▸ **The problem**
Among the lines of these entries, how many hold the word "color"? State only the number.

[Records excerpted from a collection]
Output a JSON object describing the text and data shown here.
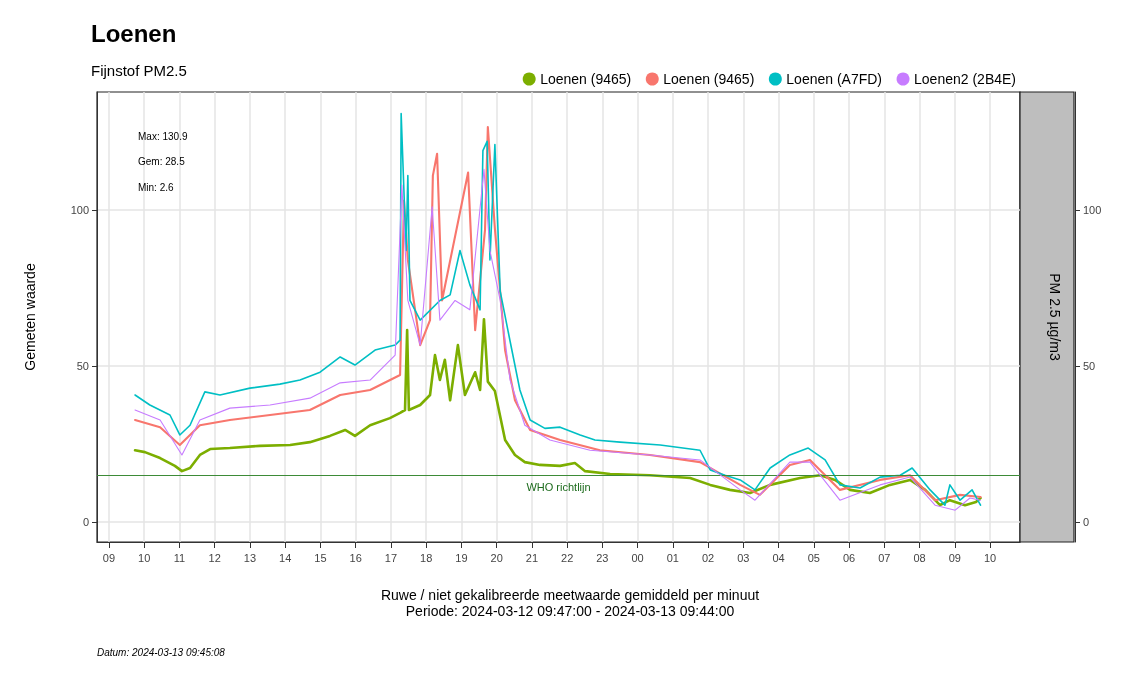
{
  "chart_data": {
    "type": "line",
    "title": "Loenen",
    "subtitle": "Fijnstof PM2.5",
    "xlabel": "Ruwe / niet gekalibreerde meetwaarde gemiddeld per minuut\nPeriode: 2024-03-12 09:47:00 - 2024-03-13 09:44:00",
    "ylabel": "Gemeten waarde",
    "y2label": "PM 2.5 µg/m3",
    "annotations": [
      "Max: 130.9",
      "Gem: 28.5",
      "Min: 2.6",
      "Datum: 2024-03-13 09:45:08"
    ],
    "xlim": [
      8.66,
      34.85
    ],
    "xticks": [
      {
        "value": 9,
        "label": "09"
      },
      {
        "value": 10,
        "label": "10"
      },
      {
        "value": 11,
        "label": "11"
      },
      {
        "value": 12,
        "label": "12"
      },
      {
        "value": 13,
        "label": "13"
      },
      {
        "value": 14,
        "label": "14"
      },
      {
        "value": 15,
        "label": "15"
      },
      {
        "value": 16,
        "label": "16"
      },
      {
        "value": 17,
        "label": "17"
      },
      {
        "value": 18,
        "label": "18"
      },
      {
        "value": 19,
        "label": "19"
      },
      {
        "value": 20,
        "label": "20"
      },
      {
        "value": 21,
        "label": "21"
      },
      {
        "value": 22,
        "label": "22"
      },
      {
        "value": 23,
        "label": "23"
      },
      {
        "value": 24,
        "label": "00"
      },
      {
        "value": 25,
        "label": "01"
      },
      {
        "value": 26,
        "label": "02"
      },
      {
        "value": 27,
        "label": "03"
      },
      {
        "value": 28,
        "label": "04"
      },
      {
        "value": 29,
        "label": "05"
      },
      {
        "value": 30,
        "label": "06"
      },
      {
        "value": 31,
        "label": "07"
      },
      {
        "value": 32,
        "label": "08"
      },
      {
        "value": 33,
        "label": "09"
      },
      {
        "value": 34,
        "label": "10"
      }
    ],
    "ylim": [
      -6.4,
      137.8
    ],
    "yticks": [
      0,
      50,
      100
    ],
    "y2lim": [
      -6.4,
      137.8
    ],
    "y2ticks": [
      0,
      50,
      100
    ],
    "grid": true,
    "legend": "top right",
    "line_style": "solid",
    "ref_lines": [
      {
        "axis": "y",
        "value": 15,
        "label": "WHO richtlijn",
        "color": "#3d8b37"
      }
    ],
    "series": [
      {
        "name": "Loenen (9465)",
        "color": "#7cae00",
        "x": [
          9.74,
          10.02,
          10.45,
          10.87,
          11.07,
          11.3,
          11.58,
          11.87,
          12.43,
          13.28,
          14.14,
          14.7,
          15.27,
          15.7,
          15.98,
          16.41,
          16.97,
          17.26,
          17.4,
          17.46,
          17.51,
          17.83,
          18.11,
          18.25,
          18.39,
          18.53,
          18.68,
          18.9,
          19.1,
          19.39,
          19.53,
          19.64,
          19.75,
          19.95,
          20.24,
          20.52,
          20.8,
          21.23,
          21.8,
          22.22,
          22.51,
          23.22,
          24.35,
          25.49,
          26.06,
          26.62,
          27.19,
          27.76,
          28.61,
          29.18,
          29.6,
          30.03,
          30.59,
          31.16,
          31.73,
          32.16,
          32.58,
          32.86,
          33.29,
          33.6,
          33.73
        ],
        "values": [
          23,
          22.4,
          20.5,
          18,
          16.3,
          17.3,
          21.5,
          23.4,
          23.7,
          24.4,
          24.7,
          25.6,
          27.6,
          29.5,
          27.6,
          31,
          33.3,
          35,
          35.9,
          61.5,
          35.9,
          37.5,
          40.7,
          53.5,
          45.5,
          52,
          39,
          56.7,
          40.7,
          48,
          42.3,
          65,
          45,
          42,
          26.3,
          21.5,
          19.2,
          18.3,
          18,
          18.9,
          16.3,
          15.4,
          15,
          14.1,
          11.9,
          10.3,
          9.3,
          11.9,
          14.1,
          15,
          13.5,
          10.3,
          9.3,
          11.9,
          13.5,
          10.3,
          5.4,
          7,
          5.4,
          6.4,
          7.7
        ]
      },
      {
        "name": "Loenen (9465)",
        "color": "#f8766d",
        "x": [
          9.74,
          10.45,
          11.01,
          11.58,
          12.43,
          13.57,
          14.7,
          15.56,
          16.41,
          17.26,
          17.37,
          17.48,
          17.83,
          18.11,
          18.19,
          18.31,
          18.45,
          19.19,
          19.39,
          19.67,
          19.75,
          19.95,
          20.24,
          20.52,
          20.95,
          21.8,
          22.93,
          24.35,
          25.77,
          26.91,
          27.47,
          28.32,
          28.89,
          29.74,
          30.88,
          31.73,
          32.44,
          33.15,
          33.73
        ],
        "values": [
          32.7,
          30.4,
          24.7,
          31,
          32.7,
          34.3,
          35.9,
          40.7,
          42.3,
          47.1,
          103,
          84,
          56.7,
          64.7,
          111,
          118,
          71,
          112,
          61.5,
          93.6,
          126.6,
          94,
          55,
          39,
          29.5,
          26.3,
          23,
          21.5,
          19.2,
          11.9,
          8.7,
          18.3,
          19.9,
          10.3,
          13.5,
          15,
          7,
          8.7,
          8
        ]
      },
      {
        "name": "Loenen (A7FD)",
        "color": "#00bfc4",
        "x": [
          9.74,
          10.16,
          10.73,
          11.01,
          11.3,
          11.72,
          12.15,
          13.0,
          13.85,
          14.42,
          14.99,
          15.56,
          15.98,
          16.55,
          17.12,
          17.26,
          17.29,
          17.43,
          17.48,
          17.54,
          17.83,
          18.39,
          18.68,
          18.96,
          19.24,
          19.53,
          19.61,
          19.73,
          19.81,
          19.95,
          20.1,
          20.38,
          20.66,
          20.95,
          21.37,
          21.8,
          22.37,
          22.79,
          23.5,
          24.64,
          25.77,
          26.06,
          26.48,
          26.91,
          27.33,
          27.76,
          28.32,
          28.84,
          29.32,
          29.74,
          30.31,
          30.88,
          31.45,
          31.79,
          32.3,
          32.72,
          32.86,
          33.15,
          33.49,
          33.73
        ],
        "values": [
          40.7,
          37.5,
          34.3,
          27.9,
          31,
          41.7,
          40.7,
          42.9,
          44.2,
          45.5,
          48,
          52.9,
          50.3,
          55.1,
          56.7,
          58.3,
          130.9,
          87,
          111,
          71,
          64.7,
          71,
          72.8,
          87,
          76,
          68,
          119,
          122,
          84,
          121,
          74,
          58,
          42.3,
          32.7,
          30,
          30.4,
          27.9,
          26.3,
          25.6,
          24.7,
          23,
          16.7,
          15,
          13.5,
          10.3,
          17.3,
          21.5,
          23.7,
          19.9,
          11.9,
          10.9,
          14.4,
          15,
          17.3,
          10.3,
          5.4,
          11.9,
          7,
          10.3,
          5.4
        ]
      },
      {
        "name": "Loenen2 (2B4E)",
        "color": "#c77cff",
        "x": [
          9.74,
          10.45,
          11.07,
          11.58,
          12.43,
          13.57,
          14.7,
          15.56,
          16.41,
          17.12,
          17.31,
          17.48,
          17.83,
          18.17,
          18.39,
          18.82,
          19.24,
          19.64,
          19.81,
          20.1,
          20.38,
          20.8,
          21.51,
          22.65,
          24.35,
          25.77,
          26.91,
          27.33,
          28.32,
          28.89,
          29.74,
          30.88,
          31.73,
          32.44,
          33.01,
          33.43,
          33.73
        ],
        "values": [
          35.9,
          32.7,
          21.5,
          32.7,
          36.5,
          37.5,
          39.7,
          44.6,
          45.5,
          53.5,
          108,
          71,
          56.7,
          101,
          64.7,
          71,
          68,
          113,
          87,
          71,
          45.5,
          31,
          26.3,
          23,
          21.5,
          19.9,
          10.3,
          7,
          19.2,
          19.2,
          7,
          11.9,
          14.4,
          5.4,
          3.8,
          7.7,
          7
        ]
      }
    ]
  }
}
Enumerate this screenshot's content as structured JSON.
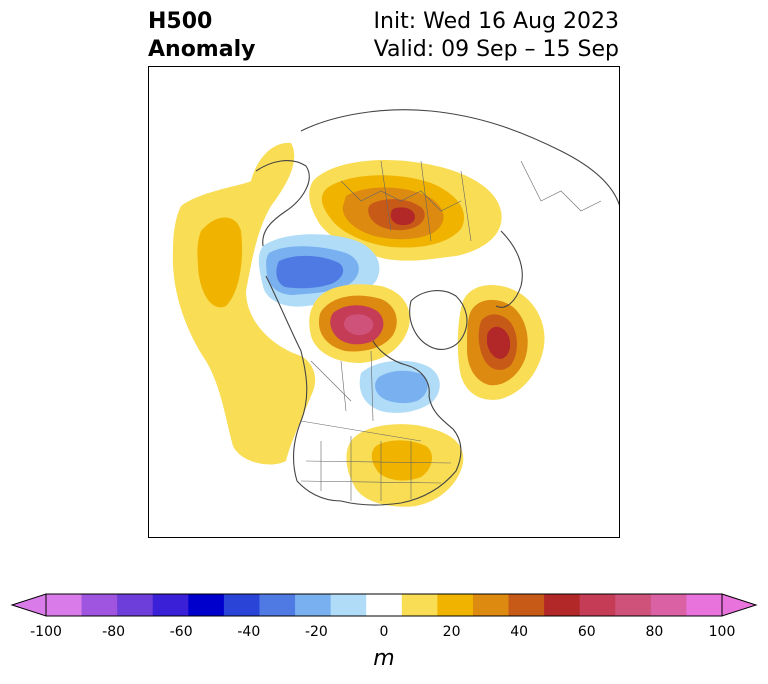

▸ **Solution to the problem**
5